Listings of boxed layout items
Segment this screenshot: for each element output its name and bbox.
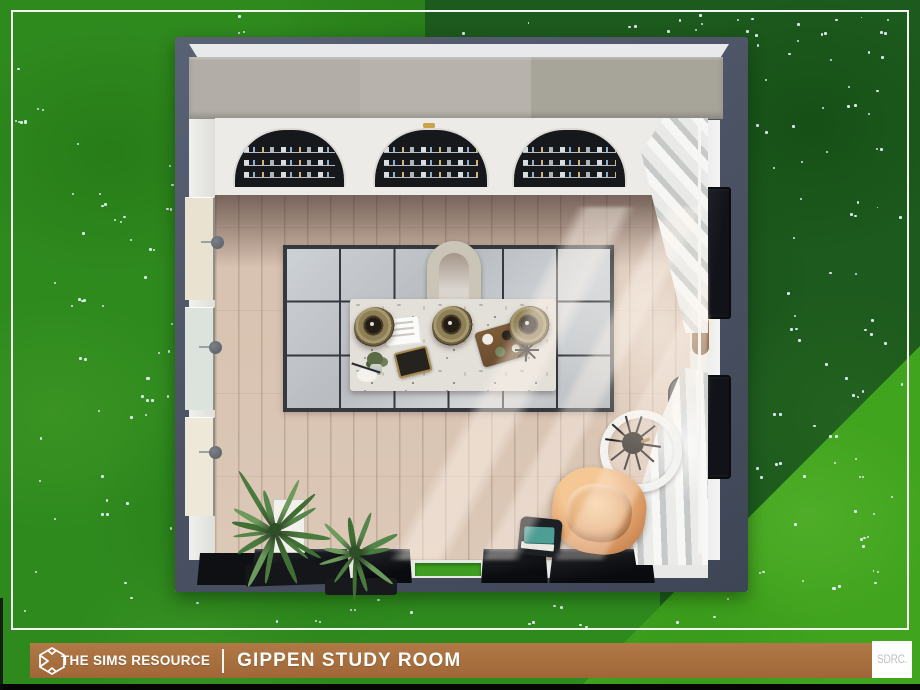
wall-knob [211,236,224,249]
doorway [415,563,481,576]
cup [481,332,495,346]
palm-core [349,546,361,558]
leaning-frame [185,197,215,300]
bottom-black-strip [0,684,920,690]
pendant-lamp [509,306,551,348]
tsr-banner: THE SIMS RESOURCE GIPPEN STUDY ROOM [30,643,872,678]
tsr-brand: THE SIMS RESOURCE [30,646,210,676]
wall-knob [209,341,222,354]
pendant-lamp [432,306,474,348]
wall-knob [209,446,222,459]
banner-divider [222,649,224,673]
screenshot-stage: THE SIMS RESOURCE GIPPEN STUDY ROOM SDRC… [0,0,920,690]
cup [494,346,506,358]
page-title: GIPPEN STUDY ROOM [237,650,461,672]
palm-core [269,523,281,535]
top-wall-sill [189,44,729,57]
pendant-lamp [354,307,396,349]
curtain-rod [698,122,701,554]
gold-decor [423,123,435,128]
book [524,526,555,543]
sdrc-label: SDRC. [877,654,907,666]
side-table [517,516,563,558]
leaning-frame [185,417,215,516]
leaning-frame [185,307,215,410]
left-edge-strip [0,598,3,690]
brand-label: THE SIMS RESOURCE [61,653,210,668]
cabinet-top [189,57,723,119]
sdrc-watermark: SDRC. [872,641,912,678]
study-room-topdown [175,37,748,592]
arch-chair [427,241,481,305]
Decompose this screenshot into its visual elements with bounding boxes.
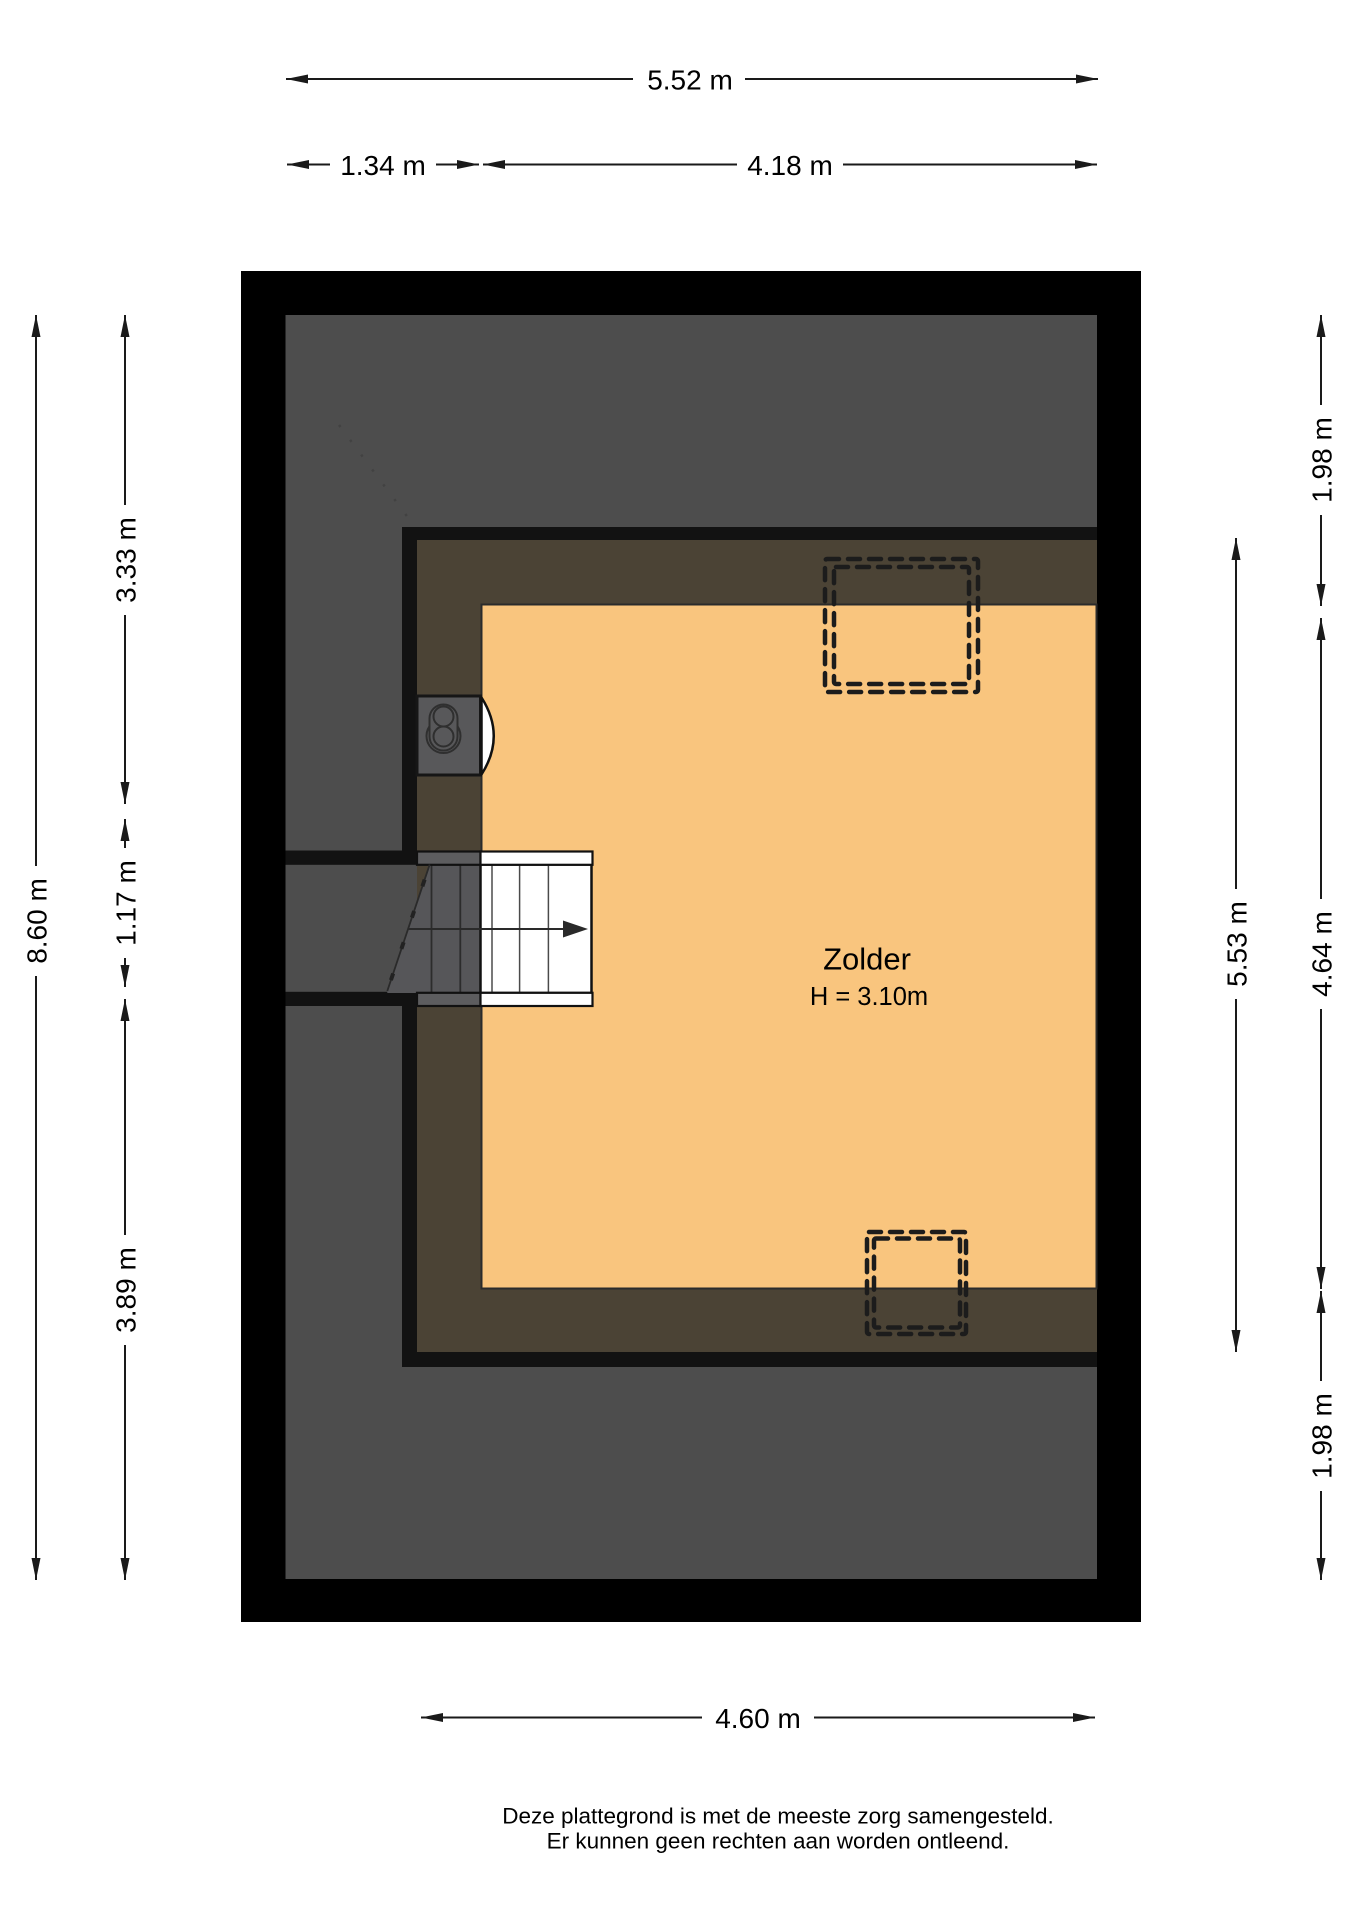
svg-text:Deze plattegrond is met de mee: Deze plattegrond is met de meeste zorg s… [502, 1804, 1054, 1829]
svg-text:Er kunnen geen rechten aan wor: Er kunnen geen rechten aan worden ontlee… [547, 1829, 1010, 1854]
svg-text:1.98 m: 1.98 m [1307, 1393, 1338, 1479]
svg-text:5.52 m: 5.52 m [647, 65, 733, 96]
svg-text:1.34 m: 1.34 m [340, 150, 426, 181]
svg-text:Zolder: Zolder [823, 942, 911, 977]
svg-text:1.98 m: 1.98 m [1307, 417, 1338, 503]
svg-text:4.60 m: 4.60 m [715, 1703, 801, 1734]
svg-text:8.60 m: 8.60 m [22, 878, 53, 964]
svg-text:3.89 m: 3.89 m [111, 1247, 142, 1333]
svg-text:3.33 m: 3.33 m [111, 517, 142, 603]
svg-text:4.18 m: 4.18 m [747, 150, 833, 181]
svg-text:4.64 m: 4.64 m [1307, 911, 1338, 997]
svg-text:5.53 m: 5.53 m [1222, 901, 1253, 987]
svg-text:1.17 m: 1.17 m [111, 860, 142, 946]
svg-text:H = 3.10m: H = 3.10m [810, 983, 928, 1011]
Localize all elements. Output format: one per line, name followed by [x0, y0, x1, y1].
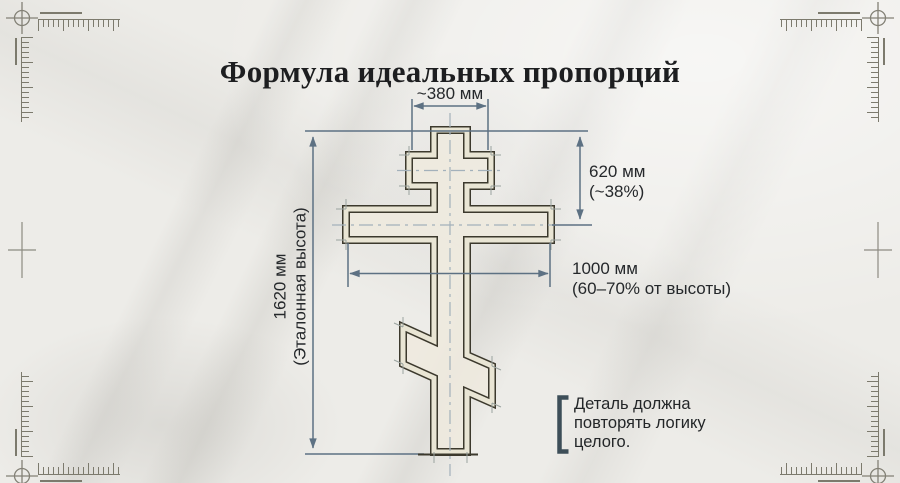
dim-note: (60–70% от высоты): [572, 279, 731, 299]
dim-label-upper-height: 620 мм (~38%): [589, 162, 645, 201]
dim-value: 620 мм: [589, 162, 645, 182]
dim-label-total-height: 1620 мм (Эталонная высота): [271, 187, 310, 387]
dim-label-crossbar-width: 1000 мм (60–70% от высоты): [572, 259, 731, 298]
callout-text: Деталь должна повторять логику целого.: [574, 395, 724, 452]
blueprint-canvas: Формула идеальных пропорций: [0, 0, 900, 483]
dim-value: 1620 мм: [271, 187, 291, 387]
orthodox-cross-outline: [346, 130, 551, 452]
dim-label-top-width: ~380 мм: [380, 84, 520, 104]
dim-note: (~38%): [589, 182, 645, 202]
dim-note: (Эталонная высота): [290, 187, 310, 387]
dim-value: ~380 мм: [380, 84, 520, 104]
dim-value: 1000 мм: [572, 259, 731, 279]
callout-bracket: [560, 398, 569, 452]
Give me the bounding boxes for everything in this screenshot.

__Task statement__.
Copy out, word for word, every line from the one containing "svg-text:Deze plattegrond is" down to the one containing "svg-text:1.17 m: 1.17 m [111, 860, 142, 946]".

__Answer for the task__.
svg-text:Deze plattegrond is met de mee: Deze plattegrond is met de meeste zorg s… [502, 1804, 1054, 1829]
svg-text:Er kunnen geen rechten aan wor: Er kunnen geen rechten aan worden ontlee… [547, 1829, 1010, 1854]
svg-text:1.98 m: 1.98 m [1307, 1393, 1338, 1479]
svg-text:5.52 m: 5.52 m [647, 65, 733, 96]
svg-text:1.34 m: 1.34 m [340, 150, 426, 181]
svg-text:Zolder: Zolder [823, 942, 911, 977]
svg-text:1.98 m: 1.98 m [1307, 417, 1338, 503]
svg-text:4.60 m: 4.60 m [715, 1703, 801, 1734]
svg-text:8.60 m: 8.60 m [22, 878, 53, 964]
svg-text:3.89 m: 3.89 m [111, 1247, 142, 1333]
svg-text:3.33 m: 3.33 m [111, 517, 142, 603]
svg-text:4.18 m: 4.18 m [747, 150, 833, 181]
svg-text:4.64 m: 4.64 m [1307, 911, 1338, 997]
svg-text:5.53 m: 5.53 m [1222, 901, 1253, 987]
svg-text:1.17 m: 1.17 m [111, 860, 142, 946]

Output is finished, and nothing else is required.